* _Written problem_: Copy the data that follows, character for character, minus the pictures.

[Dataset records]
>>>

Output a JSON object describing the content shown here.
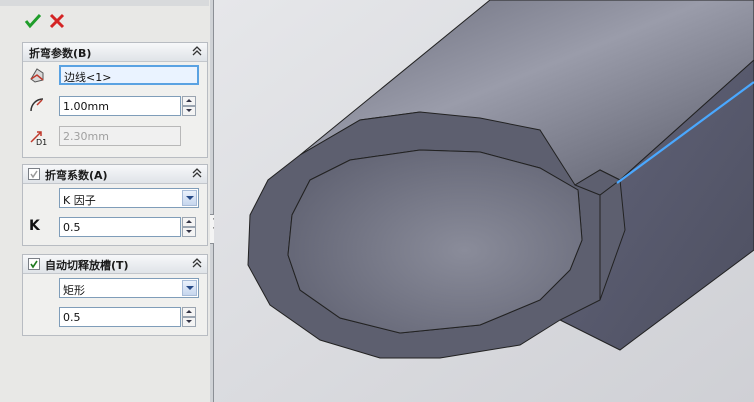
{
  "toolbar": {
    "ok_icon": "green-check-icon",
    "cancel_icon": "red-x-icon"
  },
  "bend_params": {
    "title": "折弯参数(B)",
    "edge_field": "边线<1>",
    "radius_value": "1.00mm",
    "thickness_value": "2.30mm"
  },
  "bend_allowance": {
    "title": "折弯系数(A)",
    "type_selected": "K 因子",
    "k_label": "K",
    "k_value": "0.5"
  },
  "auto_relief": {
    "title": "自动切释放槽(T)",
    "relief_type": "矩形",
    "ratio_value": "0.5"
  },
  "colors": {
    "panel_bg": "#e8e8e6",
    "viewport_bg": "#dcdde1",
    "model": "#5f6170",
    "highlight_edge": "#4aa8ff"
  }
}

<<<

* _Exercise answer_:
Output a JSON object describing the content shown here.
{
  "toolbar": {
    "ok_icon": "green-check-icon",
    "cancel_icon": "red-x-icon"
  },
  "bend_params": {
    "title": "折弯参数(B)",
    "edge_field": "边线<1>",
    "radius_value": "1.00mm",
    "thickness_value": "2.30mm"
  },
  "bend_allowance": {
    "title": "折弯系数(A)",
    "type_selected": "K 因子",
    "k_label": "K",
    "k_value": "0.5"
  },
  "auto_relief": {
    "title": "自动切释放槽(T)",
    "relief_type": "矩形",
    "ratio_value": "0.5"
  },
  "colors": {
    "panel_bg": "#e8e8e6",
    "viewport_bg": "#dcdde1",
    "model": "#5f6170",
    "highlight_edge": "#4aa8ff"
  }
}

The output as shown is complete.